DIRECTION 1: From the passage on the Iran deal and NSA surveillance, print the portion starting at "Obama and his" and ending at "of their interception.".
DIRECTION 2: In the passage on the Iran deal and NSA surveillance, how soon after interception was the NSA reportedly transferring transcripts of intercepted calls?

SOURCE PASSAGE:
-- Begin --

To the extent that there is a deal of sorts between the United States and Iran, it is against the interests of the United States.

To the extent that the Iranian regime acknowledges any such deal, it is only to get sanctions lifted so it can get on with becoming a rich, formidable, aggressive power armed with nuclear weapons.

President Obama must know this. And he persistently and passionately does all he can to help the Iranian regime get its way.

Now it emerges that he has used the apparatus of the state to spy on Congressmen opposed to the deal.

The information emerges because he has had it leaked. He instructed his officials to tell the Wall Street Journal that the National Security Agency took this illegal action.

The Wall Street Journal reports that the NSA spied on Israelis, including Prime Minister Netanyahu, and US citizens with whom they were in communication.

Caroline Glick writes at Front Page:

According to the Journal report, to advance its diplomatic opening to Iran, the administration has knowingly and deliberately spied on both law-abiding US citizens who posed no risk to US national security and on US lawmakers engaged in their lawful, constitutional duties.

As the criminal activity was characterized by the report, to protect Obama’s nuclear talks with the Iranians, Netanyahu was marked as a top intelligence target for the NSA. The NSA monitored all of his communications and all communications of his senior officials – most notably Ambassador Ron Dermer. …

The picture painted by the Journal article is of an administration that made massive, continuous and deliberate use of intercepted conversations between lawmakers and private citizens with Israeli officials.

Consider the administration’s indignant fury when news broke on January 21 of last year that the Republican congressional leaders Sen. Mitch McConnell and House Speaker John Boehner had invited Netanyahu to address the joint Houses about the dangers of the Iran nuclear deal.

Obama and his advisers insisted that they were blindsided by the news. Yet … [as] we now know that the NSA was monitoring all of Dermer’s communications – including his communications with US lawmakers – it appears to follow that NSA intercepted Boehner’s call to Dermer.

According to the Journal, the White House’s demand for intelligence on Israel was so intense that the NSA was transferring transcripts of intercepted calls within six hours of their interception.

From these intercepted communications, the administration learned Israel’s pitch for Democratic lawmakers in its efforts to convince them to oppose the deal. …

Israeli officials asked the wavering lawmakers, “How can we get your vote? What is it going to take?” Given Israel’s failure to convince a significant number of Democratic senators to oppose the deal, the suspicion arises that the administration read the answers and used the ill-begotten information as a means of blocking Israel from securing Democratic opposition to Obama’s nuclear deal.

-- End --

AVAILABLE DATA:
-- Begin --

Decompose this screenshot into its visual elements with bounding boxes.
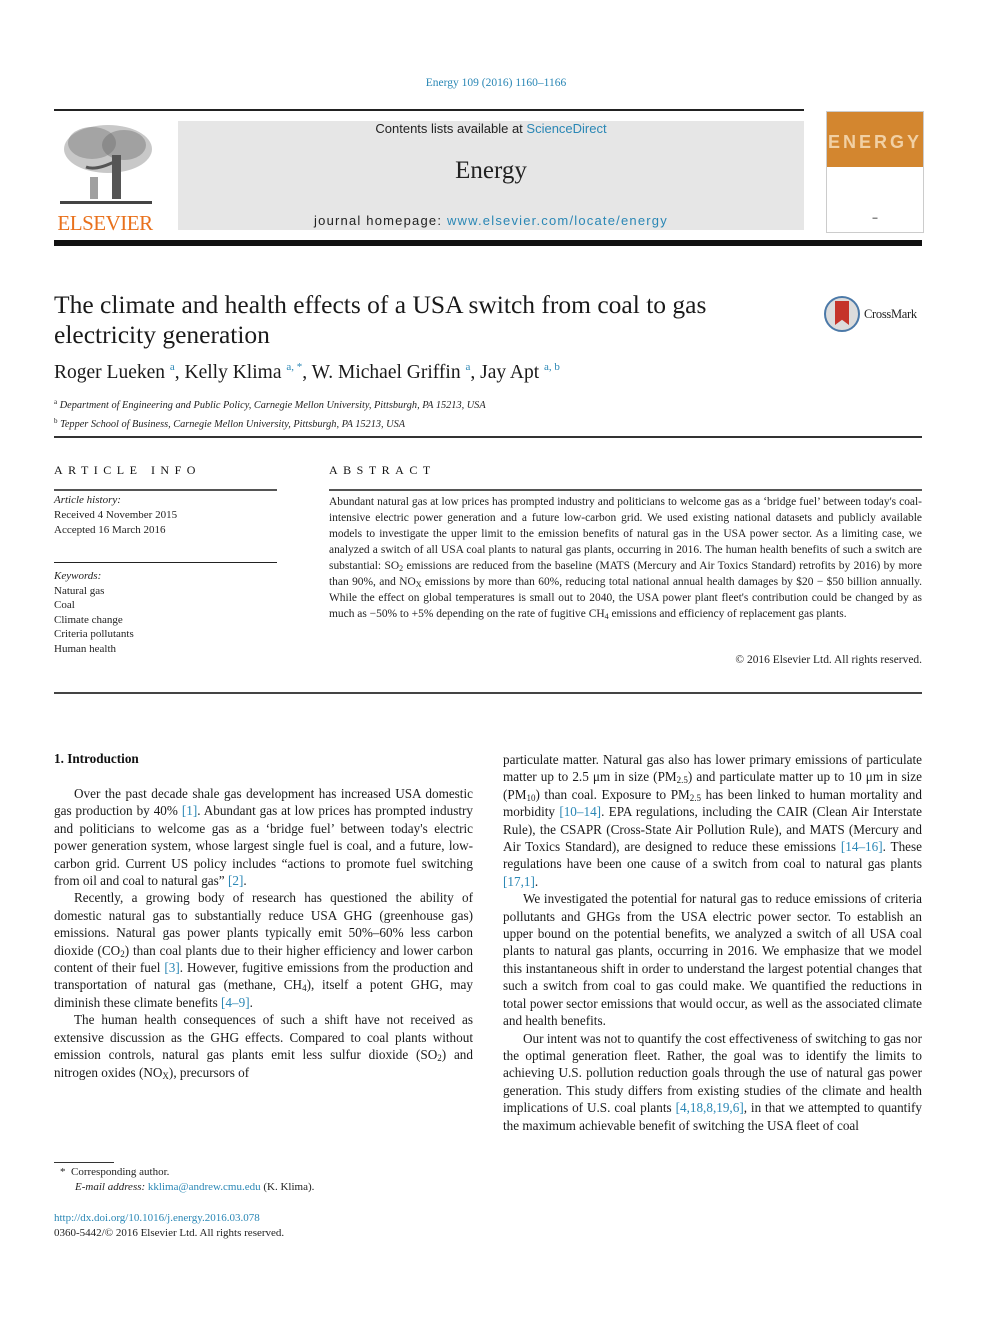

-- End --

FULL SOLUTION 1:
Obama and his advisers insisted that they were blindsided by the news. Yet … [as] we now know that the NSA was monitoring all of Dermer’s communications – including his communications with US lawmakers – it appears to follow that NSA intercepted Boehner’s call to Dermer.

According to the Journal, the White House’s demand for intelligence on Israel was so intense that the NSA was transferring transcripts of intercepted calls within six hours of their interception.

FULL SOLUTION 2: Within six hours of their interception.